[Text provided]
Pitot tubes are easy and quick to install, especially in existing facilities. They can be inserted and removed from the process without shutting down (by using hot taps). They are also simple in design and construction, and they produce energy savings when compared to equivalent orifice plates (due to low permanent pressure loss).




Generally, pitot tubes are suited for making measurements in large water pipes and large air/ gas ducts (6" [150mm] and larger). The disadvantages of pitot tubes are their low differential pressure for a given flow rate and their tendency to plug unless provision is made for purging or flushing.


Principle of Measurement:

The magnetic flowmeter is a volumetric device used for electrically conductive liquids and slurries.

The magnetic flowmeter's design (see FIG. 9) is based on Faraday's law of magnetic induction. Faraday's law states that the voltage induced across a conductor as it moves at right angles through a magnetic field is proportional to the velocity of that conductor. That is, if a wire is moving perpendicular to its length through a magnetic field, it will generate an electrical potential between its two ends. Based on this principle, the magnetic flowmeter generates a magnetic field that is perpendicular to the flow stream and measures the voltage produced by the fluid passing through the meter as detected by the electrodes. The voltage produced by the magnetic flowmeter is proportional to the average velocity of the volumetric flow rate of the conductive fluid.

The magnetic flowmeter's tube is constructed of non-magnetic material (to allow magnetic field penetration) such as stainless steel and is lined with a suitable material to prevent short circuiting the voltage generated between the electrodes. The tube is also used to support the coils and transmitter assembly. Generally, the electrodes are made of stainless steel, but other materials are also available (choose with care to avoid corrosion). Dirty liquids may foul the electrodes, and cleaning methods such as ultrasonic may be required.

Application Notes:

The magnetic flowmeter has many advantages. Theoretically, it can measure flow down to zero, but in reality its operating velocity should not be less than 3 ft/s (1 m/s). A velocity of 6 to 9 ft/s (2 to 3 m/s) is preferred to minimize coating. It should be noted that accelerated liner wear can result at velocities greater than 15 ft/s (5 m/s).


FIG. 9 Magnetic flowmeter.



The magnetic flowmeter has no moving parts. It can measure severe service for conductive flu ids, and it is unaffected by changes in fluid density, viscosity, and pressure. It also is bidirectional, has no flow obstruction, is easy to respan, and is available with DC or AC power. The magnetic flowmeter will also measure pulsating and corrosive flow. It will measure multiphase fluid; however, all components should be moving at the same speed since the meter measures the speed of the most conductive component.

[Data lines]
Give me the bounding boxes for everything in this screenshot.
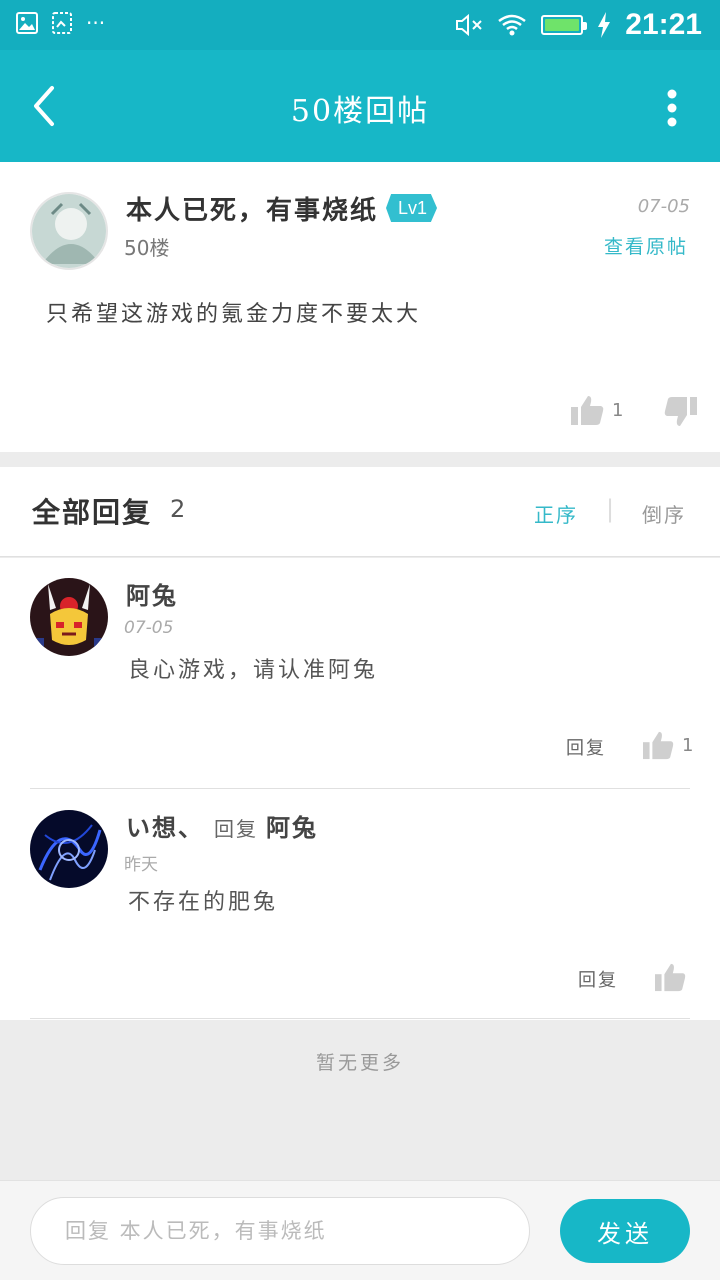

[Challenge 1]
In the flow measurement text, what velocity range is preferred for a magnetic flowmeter to minimize coating?
[Challenge 2]
Rewrite the flow measurement text from "Pitot tubes are easy" up to and including "purging or flushing.", replacing "orifice plates" with "venturi meters".
The data are separate material with no connection to the flow measurement text.

[Worked solution 1]
6 to 9 ft/s (2 to 3 m/s).

[Worked solution 2]
Pitot tubes are easy and quick to install, especially in existing facilities. They can be inserted and removed from the process without shutting down (by using hot taps). They are also simple in design and construction, and they produce energy savings when compared to equivalent venturi meters (due to low permanent pressure loss).




Generally, pitot tubes are suited for making measurements in large water pipes and large air/ gas ducts (6" [150mm] and larger). The disadvantages of pitot tubes are their low differential pressure for a given flow rate and their tendency to plug unless provision is made for purging or flushing.